Work to be completed -
Reproduce the records below exactly as they appear, omitting any pictures they contain.

Provided records -
○ ○ ○
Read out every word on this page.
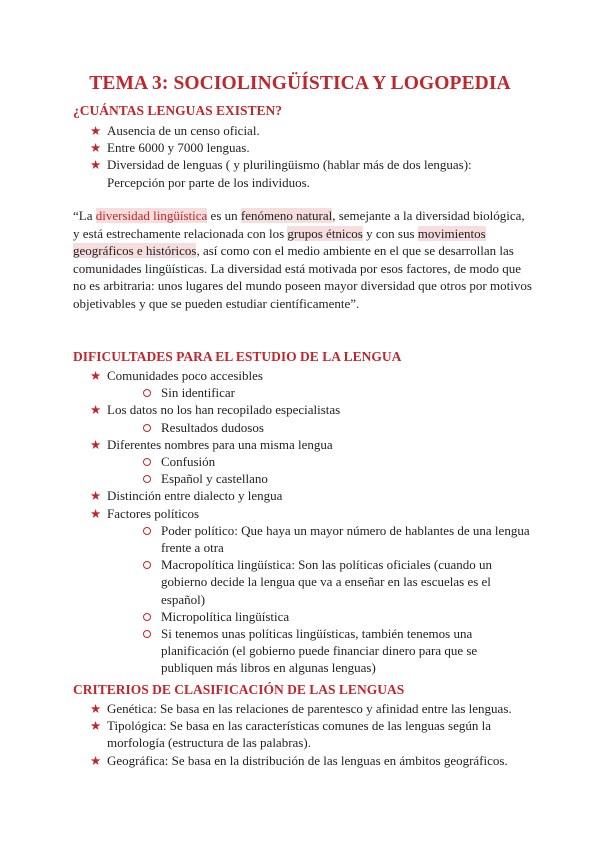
TEMA 3: SOCIOLINGÜÍSTICA Y LOGOPEDIA
¿CUÁNTAS LENGUAS EXISTEN?
★ Ausencia de un censo oficial.
★ Entre 6000 y 7000 lenguas.
★ Diversidad de lenguas ( y plurilingüismo (hablar más de dos lenguas): Percepción por parte de los individuos.

“La diversidad lingüística es un fenómeno natural, semejante a la diversidad biológica, y está estrechamente relacionada con los grupos étnicos y con sus movimientos geográficos e históricos, así como con el medio ambiente en el que se desarrollan las comunidades lingüísticas. La diversidad está motivada por esos factores, de modo que no es arbitraria: unos lugares del mundo poseen mayor diversidad que otros por motivos objetivables y que se pueden estudiar científicamente”.

DIFICULTADES PARA EL ESTUDIO DE LA LENGUA
★ Comunidades poco accesibles
Sin identificar
★ Los datos no los han recopilado especialistas
Resultados dudosos
★ Diferentes nombres para una misma lengua
Confusión
Español y castellano
★ Distinción entre dialecto y lengua
★ Factores políticos
Poder político: Que haya un mayor número de hablantes de una lengua frente a otra
Macropolítica lingüística: Son las políticas oficiales (cuando un gobierno decide la lengua que va a enseñar en las escuelas es el español)
Micropolítica lingüística
Si tenemos unas políticas lingüísticas, también tenemos una planificación (el gobierno puede financiar dinero para que se publiquen más libros en algunas lenguas)
CRITERIOS DE CLASIFICACIÓN DE LAS LENGUAS
★ Genética: Se basa en las relaciones de parentesco y afinidad entre las lenguas.
★ Tipológica: Se basa en las características comunes de las lenguas según la morfología (estructura de las palabras).
★ Geográfica: Se basa en la distribución de las lenguas en ámbitos geográficos.
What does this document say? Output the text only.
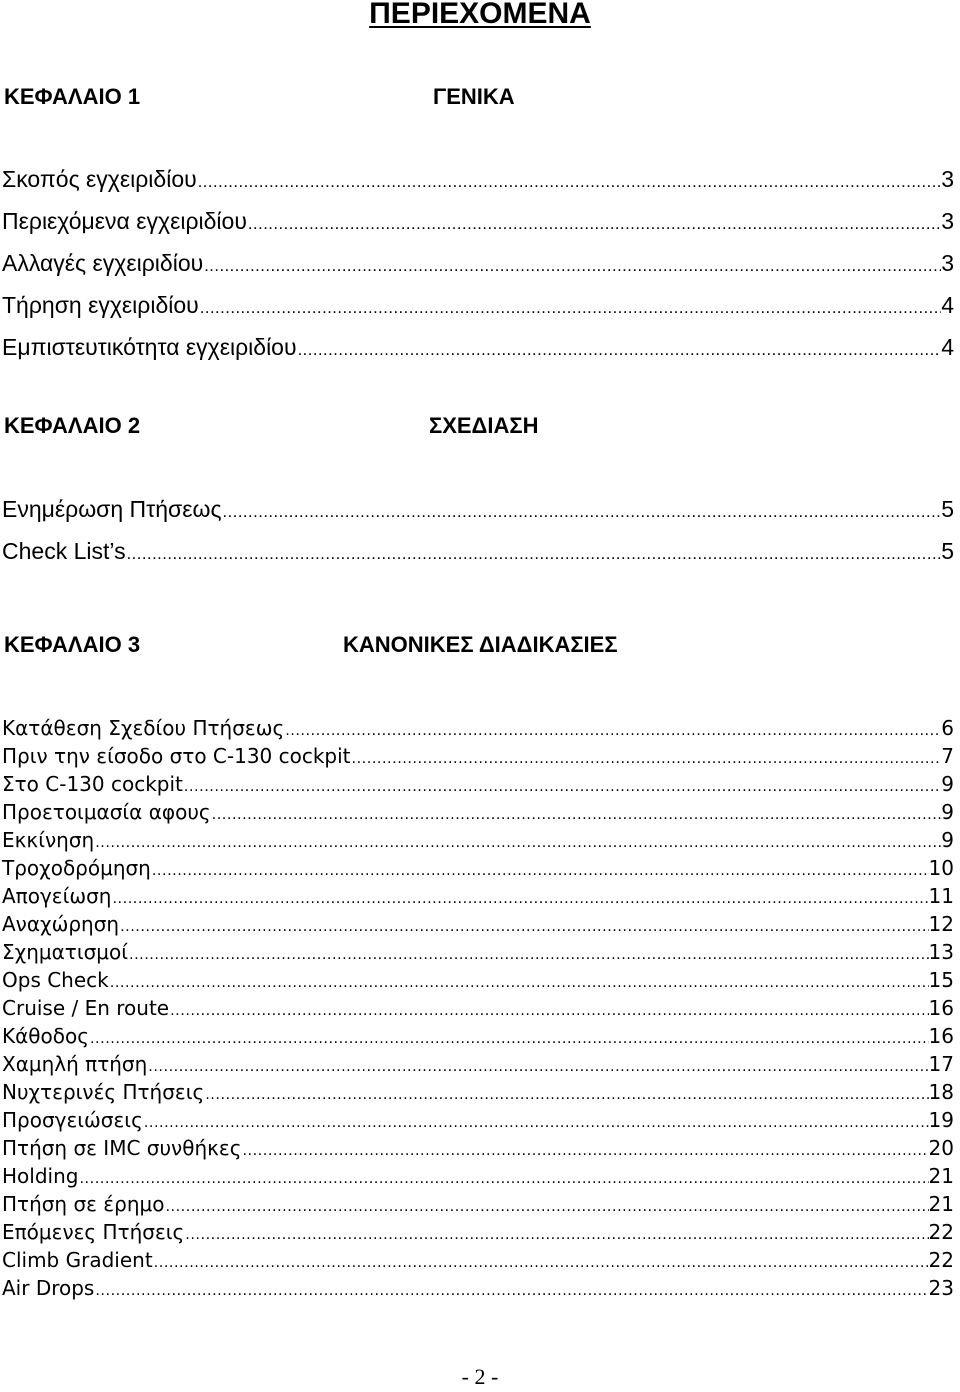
ΠΕΡΙΕΧΟΜΕΝΑ
ΚΕΦΑΛΑΙΟ 1	ΓΕΝΙΚΑ
Σκοπός εγχειριδίου .....	3
Περιεχόμενα εγχειριδίου .....	3
Αλλαγές εγχειριδίου .....	3
Τήρηση εγχειριδίου .....	4
Εμπιστευτικότητα εγχειριδίου .....	4
ΚΕΦΑΛΑΙΟ 2	ΣΧΕΔΙΑΣΗ
Ενημέρωση Πτήσεως .....	5
Check List’s .....	5
ΚΕΦΑΛΑΙΟ 3	ΚΑΝΟΝΙΚΕΣ ΔΙΑΔΙΚΑΣΙΕΣ
Κατάθεση Σχεδίου Πτήσεως .....	6
Πριν την είσοδο στο C-130 cockpit .....	7
Στο C-130 cockpit .....	9
Προετοιμασία αφους .....	9
Εκκίνηση .....	9
Τροχοδρόμηση .....	10
Απογείωση .....	11
Αναχώρηση .....	12
Σχηματισμοί .....	13
Ops Check .....	15
Cruise / En route .....	16
Κάθοδος .....	16
Χαμηλή πτήση .....	17
Νυχτερινές Πτήσεις .....	18
Προσγειώσεις .....	19
Πτήση σε IMC συνθήκες .....	20
Holding .....	21
Πτήση σε έρημο .....	21
Επόμενες Πτήσεις .....	22
Climb Gradient .....	22
Air Drops .....	23
- 2 -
○ ○ ○
Response to this task -
Read out every word on this page.
TEMA 3: SOCIOLINGÜÍSTICA Y LOGOPEDIA
¿CUÁNTAS LENGUAS EXISTEN?
★ Ausencia de un censo oficial.
★ Entre 6000 y 7000 lenguas.
★ Diversidad de lenguas ( y plurilingüismo (hablar más de dos lenguas): Percepción por parte de los individuos.

“La diversidad lingüística es un fenómeno natural, semejante a la diversidad biológica, y está estrechamente relacionada con los grupos étnicos y con sus movimientos geográficos e históricos, así como con el medio ambiente en el que se desarrollan las comunidades lingüísticas. La diversidad está motivada por esos factores, de modo que no es arbitraria: unos lugares del mundo poseen mayor diversidad que otros por motivos objetivables y que se pueden estudiar científicamente”.

DIFICULTADES PARA EL ESTUDIO DE LA LENGUA
★ Comunidades poco accesibles
Sin identificar
★ Los datos no los han recopilado especialistas
Resultados dudosos
★ Diferentes nombres para una misma lengua
Confusión
Español y castellano
★ Distinción entre dialecto y lengua
★ Factores políticos
Poder político: Que haya un mayor número de hablantes de una lengua frente a otra
Macropolítica lingüística: Son las políticas oficiales (cuando un gobierno decide la lengua que va a enseñar en las escuelas es el español)
Micropolítica lingüística
Si tenemos unas políticas lingüísticas, también tenemos una planificación (el gobierno puede financiar dinero para que se publiquen más libros en algunas lenguas)
CRITERIOS DE CLASIFICACIÓN DE LAS LENGUAS
★ Genética: Se basa en las relaciones de parentesco y afinidad entre las lenguas.
★ Tipológica: Se basa en las características comunes de las lenguas según la morfología (estructura de las palabras).
★ Geográfica: Se basa en la distribución de las lenguas en ámbitos geográficos.
What does this document say? Output the text only.
ΠΕΡΙΕΧΟΜΕΝΑ
ΚΕΦΑΛΑΙΟ 1	ΓΕΝΙΚΑ
Σκοπός εγχειριδίου .....	3
Περιεχόμενα εγχειριδίου .....	3
Αλλαγές εγχειριδίου .....	3
Τήρηση εγχειριδίου .....	4
Εμπιστευτικότητα εγχειριδίου .....	4
ΚΕΦΑΛΑΙΟ 2	ΣΧΕΔΙΑΣΗ
Ενημέρωση Πτήσεως .....	5
Check List’s .....	5
ΚΕΦΑΛΑΙΟ 3	ΚΑΝΟΝΙΚΕΣ ΔΙΑΔΙΚΑΣΙΕΣ
Κατάθεση Σχεδίου Πτήσεως .....	6
Πριν την είσοδο στο C-130 cockpit .....	7
Στο C-130 cockpit .....	9
Προετοιμασία αφους .....	9
Εκκίνηση .....	9
Τροχοδρόμηση .....	10
Απογείωση .....	11
Αναχώρηση .....	12
Σχηματισμοί .....	13
Ops Check .....	15
Cruise / En route .....	16
Κάθοδος .....	16
Χαμηλή πτήση .....	17
Νυχτερινές Πτήσεις .....	18
Προσγειώσεις .....	19
Πτήση σε IMC συνθήκες .....	20
Holding .....	21
Πτήση σε έρημο .....	21
Επόμενες Πτήσεις .....	22
Climb Gradient .....	22
Air Drops .....	23
- 2 -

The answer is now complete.